- WORK TO DO
Where a line of the listing below includes the word "Keith", reproduce that line.

--- Start GIVEN INFORMATION ---

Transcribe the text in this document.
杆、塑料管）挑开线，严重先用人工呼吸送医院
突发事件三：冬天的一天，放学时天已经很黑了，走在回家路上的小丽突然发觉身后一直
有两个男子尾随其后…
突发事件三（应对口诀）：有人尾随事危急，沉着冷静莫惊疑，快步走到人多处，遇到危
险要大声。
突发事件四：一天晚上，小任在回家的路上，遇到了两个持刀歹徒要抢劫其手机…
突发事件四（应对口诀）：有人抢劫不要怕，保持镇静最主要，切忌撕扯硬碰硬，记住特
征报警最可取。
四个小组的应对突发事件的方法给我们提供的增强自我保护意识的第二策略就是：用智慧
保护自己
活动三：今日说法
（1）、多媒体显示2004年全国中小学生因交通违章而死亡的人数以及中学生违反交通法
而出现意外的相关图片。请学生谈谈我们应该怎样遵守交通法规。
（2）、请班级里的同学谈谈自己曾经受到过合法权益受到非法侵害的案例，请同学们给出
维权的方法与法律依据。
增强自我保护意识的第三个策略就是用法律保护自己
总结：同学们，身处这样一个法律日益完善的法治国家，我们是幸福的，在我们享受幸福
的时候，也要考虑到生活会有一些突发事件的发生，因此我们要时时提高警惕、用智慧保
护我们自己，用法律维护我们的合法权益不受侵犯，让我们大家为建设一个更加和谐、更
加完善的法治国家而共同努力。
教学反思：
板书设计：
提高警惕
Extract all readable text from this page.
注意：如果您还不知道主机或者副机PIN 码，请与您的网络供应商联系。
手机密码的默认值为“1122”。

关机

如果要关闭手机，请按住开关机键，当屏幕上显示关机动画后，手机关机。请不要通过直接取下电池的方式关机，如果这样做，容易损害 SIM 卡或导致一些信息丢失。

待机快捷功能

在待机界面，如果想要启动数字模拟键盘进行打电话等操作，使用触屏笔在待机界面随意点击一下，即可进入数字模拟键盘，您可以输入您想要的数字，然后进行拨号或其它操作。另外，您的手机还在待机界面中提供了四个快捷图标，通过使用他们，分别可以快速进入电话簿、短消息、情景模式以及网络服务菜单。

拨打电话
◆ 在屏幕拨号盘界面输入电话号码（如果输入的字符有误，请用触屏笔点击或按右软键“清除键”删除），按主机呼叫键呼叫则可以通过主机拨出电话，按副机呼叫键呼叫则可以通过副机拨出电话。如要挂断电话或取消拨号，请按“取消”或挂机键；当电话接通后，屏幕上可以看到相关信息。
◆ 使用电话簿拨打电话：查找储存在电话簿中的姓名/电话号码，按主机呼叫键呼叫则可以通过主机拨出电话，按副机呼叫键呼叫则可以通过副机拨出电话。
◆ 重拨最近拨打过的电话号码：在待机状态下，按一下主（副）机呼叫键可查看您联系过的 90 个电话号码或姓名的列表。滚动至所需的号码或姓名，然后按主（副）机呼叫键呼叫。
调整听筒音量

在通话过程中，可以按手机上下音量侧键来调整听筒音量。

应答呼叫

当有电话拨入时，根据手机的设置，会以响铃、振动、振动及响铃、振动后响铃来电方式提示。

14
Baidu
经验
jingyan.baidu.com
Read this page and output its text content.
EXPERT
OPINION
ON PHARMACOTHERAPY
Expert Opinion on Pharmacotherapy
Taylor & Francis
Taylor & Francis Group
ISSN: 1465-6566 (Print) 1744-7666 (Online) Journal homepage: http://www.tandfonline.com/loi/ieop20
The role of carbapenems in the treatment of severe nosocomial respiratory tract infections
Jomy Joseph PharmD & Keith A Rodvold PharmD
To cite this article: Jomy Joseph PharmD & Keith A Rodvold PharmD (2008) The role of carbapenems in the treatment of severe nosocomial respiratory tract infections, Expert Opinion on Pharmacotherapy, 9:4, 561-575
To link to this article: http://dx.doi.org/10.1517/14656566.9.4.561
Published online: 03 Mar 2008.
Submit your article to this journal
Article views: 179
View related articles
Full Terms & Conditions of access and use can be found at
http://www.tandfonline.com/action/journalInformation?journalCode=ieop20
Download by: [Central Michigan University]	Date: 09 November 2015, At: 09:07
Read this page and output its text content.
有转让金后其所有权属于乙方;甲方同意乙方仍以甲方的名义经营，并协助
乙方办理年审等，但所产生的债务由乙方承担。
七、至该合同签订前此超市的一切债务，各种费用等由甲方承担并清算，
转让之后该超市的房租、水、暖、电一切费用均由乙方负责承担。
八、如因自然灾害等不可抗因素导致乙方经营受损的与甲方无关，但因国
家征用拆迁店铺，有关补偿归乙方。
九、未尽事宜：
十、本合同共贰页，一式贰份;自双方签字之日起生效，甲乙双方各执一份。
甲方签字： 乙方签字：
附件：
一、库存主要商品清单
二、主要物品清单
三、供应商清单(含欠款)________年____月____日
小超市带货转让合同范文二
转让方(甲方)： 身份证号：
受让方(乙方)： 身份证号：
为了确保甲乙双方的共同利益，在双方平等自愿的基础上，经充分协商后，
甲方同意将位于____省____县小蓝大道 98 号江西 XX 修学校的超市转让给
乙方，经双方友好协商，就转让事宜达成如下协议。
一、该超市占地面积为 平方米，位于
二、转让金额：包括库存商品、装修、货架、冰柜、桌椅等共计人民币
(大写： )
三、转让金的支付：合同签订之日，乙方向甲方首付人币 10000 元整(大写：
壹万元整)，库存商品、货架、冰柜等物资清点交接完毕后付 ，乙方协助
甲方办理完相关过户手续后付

--- End GIVEN INFORMATION ---

- SOLUTION TO THIS EXERCISE
Jomy Joseph PharmD & Keith A Rodvold PharmD
To cite this article: Jomy Joseph PharmD & Keith A Rodvold PharmD (2008) The role of carbapenems in the treatment of severe nosocomial respiratory tract infections, Expert Opinion on Pharmacotherapy, 9:4, 561-575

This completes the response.